**Stated task:** What follows is a listing. Return every line of it exactly.

**Material for this exercise:**

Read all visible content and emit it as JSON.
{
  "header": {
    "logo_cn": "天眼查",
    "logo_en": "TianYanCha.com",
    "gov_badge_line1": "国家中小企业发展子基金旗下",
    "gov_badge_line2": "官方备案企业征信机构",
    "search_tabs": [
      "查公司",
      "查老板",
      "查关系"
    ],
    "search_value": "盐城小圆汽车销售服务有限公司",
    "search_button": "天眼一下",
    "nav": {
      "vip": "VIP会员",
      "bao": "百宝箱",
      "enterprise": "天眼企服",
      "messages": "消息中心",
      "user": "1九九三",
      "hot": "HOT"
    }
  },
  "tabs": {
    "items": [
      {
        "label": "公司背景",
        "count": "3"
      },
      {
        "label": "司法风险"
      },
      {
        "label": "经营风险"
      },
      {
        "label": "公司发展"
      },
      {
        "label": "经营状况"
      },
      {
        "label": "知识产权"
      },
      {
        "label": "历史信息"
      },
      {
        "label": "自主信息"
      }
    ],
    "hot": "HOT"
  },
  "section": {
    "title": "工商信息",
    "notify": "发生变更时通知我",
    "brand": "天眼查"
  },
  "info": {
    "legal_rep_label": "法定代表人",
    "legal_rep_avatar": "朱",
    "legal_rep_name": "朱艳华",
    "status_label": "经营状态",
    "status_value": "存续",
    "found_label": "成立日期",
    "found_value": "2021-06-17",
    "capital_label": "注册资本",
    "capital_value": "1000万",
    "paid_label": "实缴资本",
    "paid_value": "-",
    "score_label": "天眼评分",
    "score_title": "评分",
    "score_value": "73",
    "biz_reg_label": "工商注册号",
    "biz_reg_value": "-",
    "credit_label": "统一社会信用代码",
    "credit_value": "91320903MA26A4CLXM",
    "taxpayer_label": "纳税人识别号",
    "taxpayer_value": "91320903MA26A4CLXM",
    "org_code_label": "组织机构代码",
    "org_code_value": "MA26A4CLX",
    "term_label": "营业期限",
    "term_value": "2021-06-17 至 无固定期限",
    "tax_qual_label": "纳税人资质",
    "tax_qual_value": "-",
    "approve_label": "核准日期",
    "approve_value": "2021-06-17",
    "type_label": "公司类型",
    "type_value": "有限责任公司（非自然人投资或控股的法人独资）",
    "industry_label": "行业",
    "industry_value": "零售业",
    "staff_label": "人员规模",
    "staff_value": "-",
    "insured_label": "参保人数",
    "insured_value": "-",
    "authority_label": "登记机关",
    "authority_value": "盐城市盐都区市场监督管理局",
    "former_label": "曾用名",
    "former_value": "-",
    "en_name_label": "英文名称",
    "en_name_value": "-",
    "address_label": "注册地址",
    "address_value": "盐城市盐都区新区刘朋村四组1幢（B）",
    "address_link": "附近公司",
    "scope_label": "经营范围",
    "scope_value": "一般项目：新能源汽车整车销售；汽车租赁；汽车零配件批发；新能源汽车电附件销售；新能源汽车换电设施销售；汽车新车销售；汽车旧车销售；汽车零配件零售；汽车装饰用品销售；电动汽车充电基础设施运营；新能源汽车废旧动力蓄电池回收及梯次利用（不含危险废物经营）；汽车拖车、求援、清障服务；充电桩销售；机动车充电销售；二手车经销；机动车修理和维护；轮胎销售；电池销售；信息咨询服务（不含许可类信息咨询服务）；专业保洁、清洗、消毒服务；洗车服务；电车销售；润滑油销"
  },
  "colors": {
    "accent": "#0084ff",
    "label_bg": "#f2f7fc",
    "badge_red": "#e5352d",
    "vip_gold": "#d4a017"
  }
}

**The solution:**
Read all visible content and emit it as JSON.
{
  "header": {
    "logo_cn": "天眼查",
    "logo_en": "TianYanCha.com",
    "gov_badge_line1": "国家中小企业发展子基金旗下",
    "gov_badge_line2": "官方备案企业征信机构",
    "search_tabs": [
      "查公司",
      "查老板",
      "查关系"
    ],
    "search_value": "盐城小圆汽车销售服务有限公司",
    "search_button": "天眼一下",
    "nav": {
      "vip": "VIP会员",
      "bao": "百宝箱",
      "enterprise": "天眼企服",
      "messages": "消息中心",
      "user": "1九九三",
      "hot": "HOT"
    }
  },
  "tabs": {
    "items": [
      {
        "label": "公司背景",
        "count": "3"
      },
      {
        "label": "司法风险"
      },
      {
        "label": "经营风险"
      },
      {
        "label": "公司发展"
      },
      {
        "label": "经营状况"
      },
      {
        "label": "知识产权"
      },
      {
        "label": "历史信息"
      },
      {
        "label": "自主信息"
      }
    ],
    "hot": "HOT"
  },
  "section": {
    "title": "工商信息",
    "notify": "发生变更时通知我",
    "brand": "天眼查"
  },
  "info": {
    "legal_rep_label": "法定代表人",
    "legal_rep_avatar": "朱",
    "legal_rep_name": "朱艳华",
    "status_label": "经营状态",
    "status_value": "存续",
    "found_label": "成立日期",
    "found_value": "2021-06-17",
    "capital_label": "注册资本",
    "capital_value": "1000万",
    "paid_label": "实缴资本",
    "paid_value": "-",
    "score_label": "天眼评分",
    "score_title": "评分",
    "score_value": "73",
    "biz_reg_label": "工商注册号",
    "biz_reg_value": "-",
    "credit_label": "统一社会信用代码",
    "credit_value": "91320903MA26A4CLXM",
    "taxpayer_label": "纳税人识别号",
    "taxpayer_value": "91320903MA26A4CLXM",
    "org_code_label": "组织机构代码",
    "org_code_value": "MA26A4CLX",
    "term_label": "营业期限",
    "term_value": "2021-06-17 至 无固定期限",
    "tax_qual_label": "纳税人资质",
    "tax_qual_value": "-",
    "approve_label": "核准日期",
    "approve_value": "2021-06-17",
    "type_label": "公司类型",
    "type_value": "有限责任公司（非自然人投资或控股的法人独资）",
    "industry_label": "行业",
    "industry_value": "零售业",
    "staff_label": "人员规模",
    "staff_value": "-",
    "insured_label": "参保人数",
    "insured_value": "-",
    "authority_label": "登记机关",
    "authority_value": "盐城市盐都区市场监督管理局",
    "former_label": "曾用名",
    "former_value": "-",
    "en_name_label": "英文名称",
    "en_name_value": "-",
    "address_label": "注册地址",
    "address_value": "盐城市盐都区新区刘朋村四组1幢（B）",
    "address_link": "附近公司",
    "scope_label": "经营范围",
    "scope_value": "一般项目：新能源汽车整车销售；汽车租赁；汽车零配件批发；新能源汽车电附件销售；新能源汽车换电设施销售；汽车新车销售；汽车旧车销售；汽车零配件零售；汽车装饰用品销售；电动汽车充电基础设施运营；新能源汽车废旧动力蓄电池回收及梯次利用（不含危险废物经营）；汽车拖车、求援、清障服务；充电桩销售；机动车充电销售；二手车经销；机动车修理和维护；轮胎销售；电池销售；信息咨询服务（不含许可类信息咨询服务）；专业保洁、清洗、消毒服务；洗车服务；电车销售；润滑油销"
  },
  "colors": {
    "accent": "#0084ff",
    "label_bg": "#f2f7fc",
    "badge_red": "#e5352d",
    "vip_gold": "#d4a017"
  }
}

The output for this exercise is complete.